• _The task_
Repeat, exactly as written, all of the entries, but not their pictures.

────────────────────────────────────────

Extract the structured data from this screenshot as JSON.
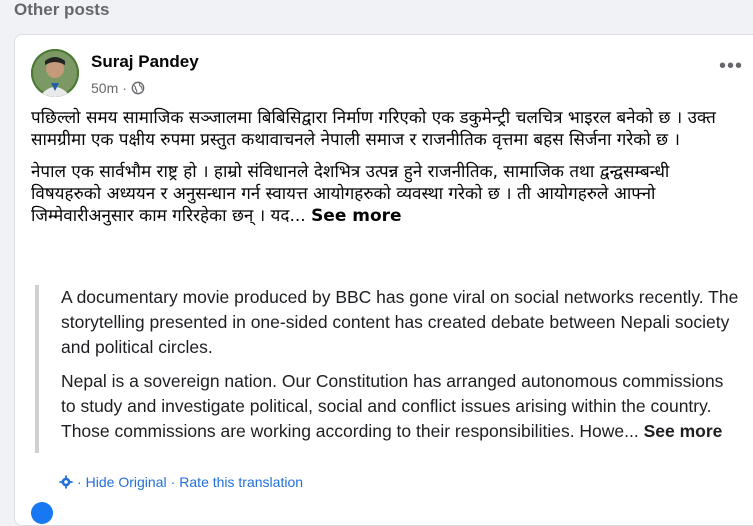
{
  "section": {
    "title": "Other posts"
  },
  "post": {
    "author": "Suraj Pandey",
    "time": "50m",
    "dot": "·",
    "options_glyph": "•••",
    "paragraph1": "पछिल्लो समय सामाजिक सञ्जालमा बिबिसिद्वारा निर्माण गरिएको एक डकुमेन्ट्री चलचित्र भाइरल बनेको छ । उक्त सामग्रीमा एक पक्षीय रुपमा प्रस्तुत कथावाचनले नेपाली समाज र राजनीतिक वृत्तमा बहस सिर्जना गरेको छ ।",
    "paragraph2": "नेपाल एक सार्वभौम राष्ट्र हो । हाम्रो संविधानले देशभित्र उत्पन्न हुने राजनीतिक, सामाजिक तथा द्वन्द्वसम्बन्धी विषयहरुको अध्ययन र अनुसन्धान गर्न स्वायत्त आयोगहरुको व्यवस्था गरेको छ । ती आयोगहरुले आफ्नो जिम्मेवारीअनुसार काम गरिरहेका छन् । यद...",
    "see_more": "See more"
  },
  "translation": {
    "paragraph1": "A documentary movie produced by BBC has gone viral on social networks recently. The storytelling presented in one-sided content has created debate between Nepali society and political circles.",
    "paragraph2": "Nepal is a sovereign nation. Our Constitution has arranged autonomous commissions to study and investigate political, social and conflict issues arising within the country. Those commissions are working according to their responsibilities. Howe...",
    "see_more": "See more",
    "hide_original": "Hide Original",
    "separator": "·",
    "rate": "Rate this translation"
  },
  "icons": {
    "globe": "globe-icon",
    "options": "more-options-icon",
    "translate": "gear-icon"
  },
  "colors": {
    "link": "#216fdb",
    "secondary_text": "#65676b",
    "background": "#f0f2f5"
  }
}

────────────────────────────────────────

• _Solution_
Extract the structured data from this screenshot as JSON.
{
  "section": {
    "title": "Other posts"
  },
  "post": {
    "author": "Suraj Pandey",
    "time": "50m",
    "dot": "·",
    "options_glyph": "•••",
    "paragraph1": "पछिल्लो समय सामाजिक सञ्जालमा बिबिसिद्वारा निर्माण गरिएको एक डकुमेन्ट्री चलचित्र भाइरल बनेको छ । उक्त सामग्रीमा एक पक्षीय रुपमा प्रस्तुत कथावाचनले नेपाली समाज र राजनीतिक वृत्तमा बहस सिर्जना गरेको छ ।",
    "paragraph2": "नेपाल एक सार्वभौम राष्ट्र हो । हाम्रो संविधानले देशभित्र उत्पन्न हुने राजनीतिक, सामाजिक तथा द्वन्द्वसम्बन्धी विषयहरुको अध्ययन र अनुसन्धान गर्न स्वायत्त आयोगहरुको व्यवस्था गरेको छ । ती आयोगहरुले आफ्नो जिम्मेवारीअनुसार काम गरिरहेका छन् । यद...",
    "see_more": "See more"
  },
  "translation": {
    "paragraph1": "A documentary movie produced by BBC has gone viral on social networks recently. The storytelling presented in one-sided content has created debate between Nepali society and political circles.",
    "paragraph2": "Nepal is a sovereign nation. Our Constitution has arranged autonomous commissions to study and investigate political, social and conflict issues arising within the country. Those commissions are working according to their responsibilities. Howe...",
    "see_more": "See more",
    "hide_original": "Hide Original",
    "separator": "·",
    "rate": "Rate this translation"
  },
  "icons": {
    "globe": "globe-icon",
    "options": "more-options-icon",
    "translate": "gear-icon"
  },
  "colors": {
    "link": "#216fdb",
    "secondary_text": "#65676b",
    "background": "#f0f2f5"
  }
}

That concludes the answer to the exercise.